▸ SET TASK: Extract the listing in its entirety, keeping each line identical to the original.
....................
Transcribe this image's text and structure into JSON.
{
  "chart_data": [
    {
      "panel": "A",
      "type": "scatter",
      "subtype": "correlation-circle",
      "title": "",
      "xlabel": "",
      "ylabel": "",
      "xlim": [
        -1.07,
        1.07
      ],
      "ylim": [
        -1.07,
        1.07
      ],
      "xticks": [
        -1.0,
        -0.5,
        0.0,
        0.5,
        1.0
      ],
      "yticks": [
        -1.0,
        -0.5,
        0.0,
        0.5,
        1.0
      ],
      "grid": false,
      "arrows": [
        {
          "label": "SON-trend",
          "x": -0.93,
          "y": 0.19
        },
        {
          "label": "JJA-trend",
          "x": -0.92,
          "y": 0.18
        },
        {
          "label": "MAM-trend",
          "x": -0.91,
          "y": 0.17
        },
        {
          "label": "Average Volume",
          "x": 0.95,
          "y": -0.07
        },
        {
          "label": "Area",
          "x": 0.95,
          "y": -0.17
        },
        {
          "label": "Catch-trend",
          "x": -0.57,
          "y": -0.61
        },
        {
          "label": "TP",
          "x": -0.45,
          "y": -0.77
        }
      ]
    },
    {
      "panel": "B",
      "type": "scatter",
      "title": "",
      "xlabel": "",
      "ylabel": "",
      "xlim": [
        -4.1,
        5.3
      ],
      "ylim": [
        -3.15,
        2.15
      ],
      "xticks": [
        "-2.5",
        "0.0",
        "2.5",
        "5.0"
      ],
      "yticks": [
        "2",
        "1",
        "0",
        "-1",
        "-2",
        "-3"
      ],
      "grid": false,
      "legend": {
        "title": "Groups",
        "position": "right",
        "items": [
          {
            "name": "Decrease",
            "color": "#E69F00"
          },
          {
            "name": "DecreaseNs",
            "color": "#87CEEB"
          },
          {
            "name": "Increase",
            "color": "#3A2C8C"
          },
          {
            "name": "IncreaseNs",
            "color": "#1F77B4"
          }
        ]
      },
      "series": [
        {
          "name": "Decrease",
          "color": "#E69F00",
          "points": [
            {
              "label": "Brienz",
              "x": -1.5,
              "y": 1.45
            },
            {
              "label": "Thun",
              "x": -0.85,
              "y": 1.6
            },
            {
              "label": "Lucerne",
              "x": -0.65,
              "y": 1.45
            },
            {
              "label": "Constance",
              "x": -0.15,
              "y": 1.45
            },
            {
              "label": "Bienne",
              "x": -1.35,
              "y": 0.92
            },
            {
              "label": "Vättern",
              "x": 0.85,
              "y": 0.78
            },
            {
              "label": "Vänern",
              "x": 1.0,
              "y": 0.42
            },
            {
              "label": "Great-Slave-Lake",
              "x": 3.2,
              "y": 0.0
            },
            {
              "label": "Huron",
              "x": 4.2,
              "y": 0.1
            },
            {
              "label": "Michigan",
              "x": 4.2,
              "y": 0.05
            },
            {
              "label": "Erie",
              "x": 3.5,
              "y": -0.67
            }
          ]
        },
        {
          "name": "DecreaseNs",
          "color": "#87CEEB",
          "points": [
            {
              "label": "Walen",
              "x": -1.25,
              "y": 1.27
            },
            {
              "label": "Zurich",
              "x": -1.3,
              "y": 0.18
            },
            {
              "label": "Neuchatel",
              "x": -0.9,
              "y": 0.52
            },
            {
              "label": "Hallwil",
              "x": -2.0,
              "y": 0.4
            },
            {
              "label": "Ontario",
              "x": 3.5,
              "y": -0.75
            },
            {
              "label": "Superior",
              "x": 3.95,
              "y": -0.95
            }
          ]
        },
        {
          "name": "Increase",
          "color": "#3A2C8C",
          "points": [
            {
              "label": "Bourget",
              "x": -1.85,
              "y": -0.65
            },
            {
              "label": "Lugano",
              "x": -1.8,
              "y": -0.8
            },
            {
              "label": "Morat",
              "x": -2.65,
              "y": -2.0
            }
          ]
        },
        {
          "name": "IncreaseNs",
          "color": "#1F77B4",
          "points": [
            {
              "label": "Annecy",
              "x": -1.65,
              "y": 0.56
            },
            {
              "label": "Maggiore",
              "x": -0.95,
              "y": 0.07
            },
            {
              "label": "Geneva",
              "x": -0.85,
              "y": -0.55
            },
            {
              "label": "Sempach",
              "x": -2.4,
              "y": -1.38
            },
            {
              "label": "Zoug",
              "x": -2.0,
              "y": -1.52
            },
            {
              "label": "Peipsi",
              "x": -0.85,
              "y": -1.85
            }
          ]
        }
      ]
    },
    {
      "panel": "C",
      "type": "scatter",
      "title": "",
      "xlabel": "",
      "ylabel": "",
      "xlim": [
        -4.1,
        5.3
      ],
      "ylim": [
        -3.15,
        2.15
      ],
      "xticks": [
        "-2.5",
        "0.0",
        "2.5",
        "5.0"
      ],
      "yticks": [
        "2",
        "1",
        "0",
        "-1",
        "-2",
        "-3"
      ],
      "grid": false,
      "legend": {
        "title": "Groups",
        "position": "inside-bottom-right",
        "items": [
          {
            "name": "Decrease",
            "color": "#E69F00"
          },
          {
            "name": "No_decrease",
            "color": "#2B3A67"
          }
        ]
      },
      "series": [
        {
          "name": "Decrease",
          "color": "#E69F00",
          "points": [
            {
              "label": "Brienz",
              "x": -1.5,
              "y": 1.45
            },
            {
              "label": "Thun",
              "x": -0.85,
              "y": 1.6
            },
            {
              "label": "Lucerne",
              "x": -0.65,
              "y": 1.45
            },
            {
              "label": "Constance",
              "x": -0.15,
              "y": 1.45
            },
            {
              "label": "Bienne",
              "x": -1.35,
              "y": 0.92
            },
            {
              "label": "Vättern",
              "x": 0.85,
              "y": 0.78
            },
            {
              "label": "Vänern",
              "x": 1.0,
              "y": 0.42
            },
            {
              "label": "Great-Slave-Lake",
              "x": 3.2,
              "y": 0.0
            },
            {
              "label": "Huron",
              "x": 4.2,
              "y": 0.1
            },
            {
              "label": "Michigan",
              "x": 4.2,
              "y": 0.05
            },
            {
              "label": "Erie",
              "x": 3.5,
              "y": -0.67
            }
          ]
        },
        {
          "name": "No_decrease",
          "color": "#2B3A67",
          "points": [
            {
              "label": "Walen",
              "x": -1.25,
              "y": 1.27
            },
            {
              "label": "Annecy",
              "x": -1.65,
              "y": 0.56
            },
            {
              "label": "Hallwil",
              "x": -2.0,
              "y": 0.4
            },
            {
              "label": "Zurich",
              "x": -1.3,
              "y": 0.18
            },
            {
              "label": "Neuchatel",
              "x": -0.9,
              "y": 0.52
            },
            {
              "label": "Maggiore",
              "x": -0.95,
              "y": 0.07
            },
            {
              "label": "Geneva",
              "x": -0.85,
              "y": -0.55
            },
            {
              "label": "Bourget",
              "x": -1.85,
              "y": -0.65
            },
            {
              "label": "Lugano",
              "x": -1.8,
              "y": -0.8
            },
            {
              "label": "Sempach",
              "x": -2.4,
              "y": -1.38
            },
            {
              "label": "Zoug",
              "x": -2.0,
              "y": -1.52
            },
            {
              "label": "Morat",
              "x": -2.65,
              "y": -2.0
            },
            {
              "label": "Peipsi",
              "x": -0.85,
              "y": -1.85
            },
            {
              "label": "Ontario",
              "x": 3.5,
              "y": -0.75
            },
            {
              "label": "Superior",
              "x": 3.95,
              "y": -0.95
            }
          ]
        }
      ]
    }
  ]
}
....................
▸ WRITTEN ANSWER:
Transcribe this image's text and structure into JSON.
{
  "chart_data": [
    {
      "panel": "A",
      "type": "scatter",
      "subtype": "correlation-circle",
      "title": "",
      "xlabel": "",
      "ylabel": "",
      "xlim": [
        -1.07,
        1.07
      ],
      "ylim": [
        -1.07,
        1.07
      ],
      "xticks": [
        -1.0,
        -0.5,
        0.0,
        0.5,
        1.0
      ],
      "yticks": [
        -1.0,
        -0.5,
        0.0,
        0.5,
        1.0
      ],
      "grid": false,
      "arrows": [
        {
          "label": "SON-trend",
          "x": -0.93,
          "y": 0.19
        },
        {
          "label": "JJA-trend",
          "x": -0.92,
          "y": 0.18
        },
        {
          "label": "MAM-trend",
          "x": -0.91,
          "y": 0.17
        },
        {
          "label": "Average Volume",
          "x": 0.95,
          "y": -0.07
        },
        {
          "label": "Area",
          "x": 0.95,
          "y": -0.17
        },
        {
          "label": "Catch-trend",
          "x": -0.57,
          "y": -0.61
        },
        {
          "label": "TP",
          "x": -0.45,
          "y": -0.77
        }
      ]
    },
    {
      "panel": "B",
      "type": "scatter",
      "title": "",
      "xlabel": "",
      "ylabel": "",
      "xlim": [
        -4.1,
        5.3
      ],
      "ylim": [
        -3.15,
        2.15
      ],
      "xticks": [
        "-2.5",
        "0.0",
        "2.5",
        "5.0"
      ],
      "yticks": [
        "2",
        "1",
        "0",
        "-1",
        "-2",
        "-3"
      ],
      "grid": false,
      "legend": {
        "title": "Groups",
        "position": "right",
        "items": [
          {
            "name": "Decrease",
            "color": "#E69F00"
          },
          {
            "name": "DecreaseNs",
            "color": "#87CEEB"
          },
          {
            "name": "Increase",
            "color": "#3A2C8C"
          },
          {
            "name": "IncreaseNs",
            "color": "#1F77B4"
          }
        ]
      },
      "series": [
        {
          "name": "Decrease",
          "color": "#E69F00",
          "points": [
            {
              "label": "Brienz",
              "x": -1.5,
              "y": 1.45
            },
            {
              "label": "Thun",
              "x": -0.85,
              "y": 1.6
            },
            {
              "label": "Lucerne",
              "x": -0.65,
              "y": 1.45
            },
            {
              "label": "Constance",
              "x": -0.15,
              "y": 1.45
            },
            {
              "label": "Bienne",
              "x": -1.35,
              "y": 0.92
            },
            {
              "label": "Vättern",
              "x": 0.85,
              "y": 0.78
            },
            {
              "label": "Vänern",
              "x": 1.0,
              "y": 0.42
            },
            {
              "label": "Great-Slave-Lake",
              "x": 3.2,
              "y": 0.0
            },
            {
              "label": "Huron",
              "x": 4.2,
              "y": 0.1
            },
            {
              "label": "Michigan",
              "x": 4.2,
              "y": 0.05
            },
            {
              "label": "Erie",
              "x": 3.5,
              "y": -0.67
            }
          ]
        },
        {
          "name": "DecreaseNs",
          "color": "#87CEEB",
          "points": [
            {
              "label": "Walen",
              "x": -1.25,
              "y": 1.27
            },
            {
              "label": "Zurich",
              "x": -1.3,
              "y": 0.18
            },
            {
              "label": "Neuchatel",
              "x": -0.9,
              "y": 0.52
            },
            {
              "label": "Hallwil",
              "x": -2.0,
              "y": 0.4
            },
            {
              "label": "Ontario",
              "x": 3.5,
              "y": -0.75
            },
            {
              "label": "Superior",
              "x": 3.95,
              "y": -0.95
            }
          ]
        },
        {
          "name": "Increase",
          "color": "#3A2C8C",
          "points": [
            {
              "label": "Bourget",
              "x": -1.85,
              "y": -0.65
            },
            {
              "label": "Lugano",
              "x": -1.8,
              "y": -0.8
            },
            {
              "label": "Morat",
              "x": -2.65,
              "y": -2.0
            }
          ]
        },
        {
          "name": "IncreaseNs",
          "color": "#1F77B4",
          "points": [
            {
              "label": "Annecy",
              "x": -1.65,
              "y": 0.56
            },
            {
              "label": "Maggiore",
              "x": -0.95,
              "y": 0.07
            },
            {
              "label": "Geneva",
              "x": -0.85,
              "y": -0.55
            },
            {
              "label": "Sempach",
              "x": -2.4,
              "y": -1.38
            },
            {
              "label": "Zoug",
              "x": -2.0,
              "y": -1.52
            },
            {
              "label": "Peipsi",
              "x": -0.85,
              "y": -1.85
            }
          ]
        }
      ]
    },
    {
      "panel": "C",
      "type": "scatter",
      "title": "",
      "xlabel": "",
      "ylabel": "",
      "xlim": [
        -4.1,
        5.3
      ],
      "ylim": [
        -3.15,
        2.15
      ],
      "xticks": [
        "-2.5",
        "0.0",
        "2.5",
        "5.0"
      ],
      "yticks": [
        "2",
        "1",
        "0",
        "-1",
        "-2",
        "-3"
      ],
      "grid": false,
      "legend": {
        "title": "Groups",
        "position": "inside-bottom-right",
        "items": [
          {
            "name": "Decrease",
            "color": "#E69F00"
          },
          {
            "name": "No_decrease",
            "color": "#2B3A67"
          }
        ]
      },
      "series": [
        {
          "name": "Decrease",
          "color": "#E69F00",
          "points": [
            {
              "label": "Brienz",
              "x": -1.5,
              "y": 1.45
            },
            {
              "label": "Thun",
              "x": -0.85,
              "y": 1.6
            },
            {
              "label": "Lucerne",
              "x": -0.65,
              "y": 1.45
            },
            {
              "label": "Constance",
              "x": -0.15,
              "y": 1.45
            },
            {
              "label": "Bienne",
              "x": -1.35,
              "y": 0.92
            },
            {
              "label": "Vättern",
              "x": 0.85,
              "y": 0.78
            },
            {
              "label": "Vänern",
              "x": 1.0,
              "y": 0.42
            },
            {
              "label": "Great-Slave-Lake",
              "x": 3.2,
              "y": 0.0
            },
            {
              "label": "Huron",
              "x": 4.2,
              "y": 0.1
            },
            {
              "label": "Michigan",
              "x": 4.2,
              "y": 0.05
            },
            {
              "label": "Erie",
              "x": 3.5,
              "y": -0.67
            }
          ]
        },
        {
          "name": "No_decrease",
          "color": "#2B3A67",
          "points": [
            {
              "label": "Walen",
              "x": -1.25,
              "y": 1.27
            },
            {
              "label": "Annecy",
              "x": -1.65,
              "y": 0.56
            },
            {
              "label": "Hallwil",
              "x": -2.0,
              "y": 0.4
            },
            {
              "label": "Zurich",
              "x": -1.3,
              "y": 0.18
            },
            {
              "label": "Neuchatel",
              "x": -0.9,
              "y": 0.52
            },
            {
              "label": "Maggiore",
              "x": -0.95,
              "y": 0.07
            },
            {
              "label": "Geneva",
              "x": -0.85,
              "y": -0.55
            },
            {
              "label": "Bourget",
              "x": -1.85,
              "y": -0.65
            },
            {
              "label": "Lugano",
              "x": -1.8,
              "y": -0.8
            },
            {
              "label": "Sempach",
              "x": -2.4,
              "y": -1.38
            },
            {
              "label": "Zoug",
              "x": -2.0,
              "y": -1.52
            },
            {
              "label": "Morat",
              "x": -2.65,
              "y": -2.0
            },
            {
              "label": "Peipsi",
              "x": -0.85,
              "y": -1.85
            },
            {
              "label": "Ontario",
              "x": 3.5,
              "y": -0.75
            },
            {
              "label": "Superior",
              "x": 3.95,
              "y": -0.95
            }
          ]
        }
      ]
    }
  ]
}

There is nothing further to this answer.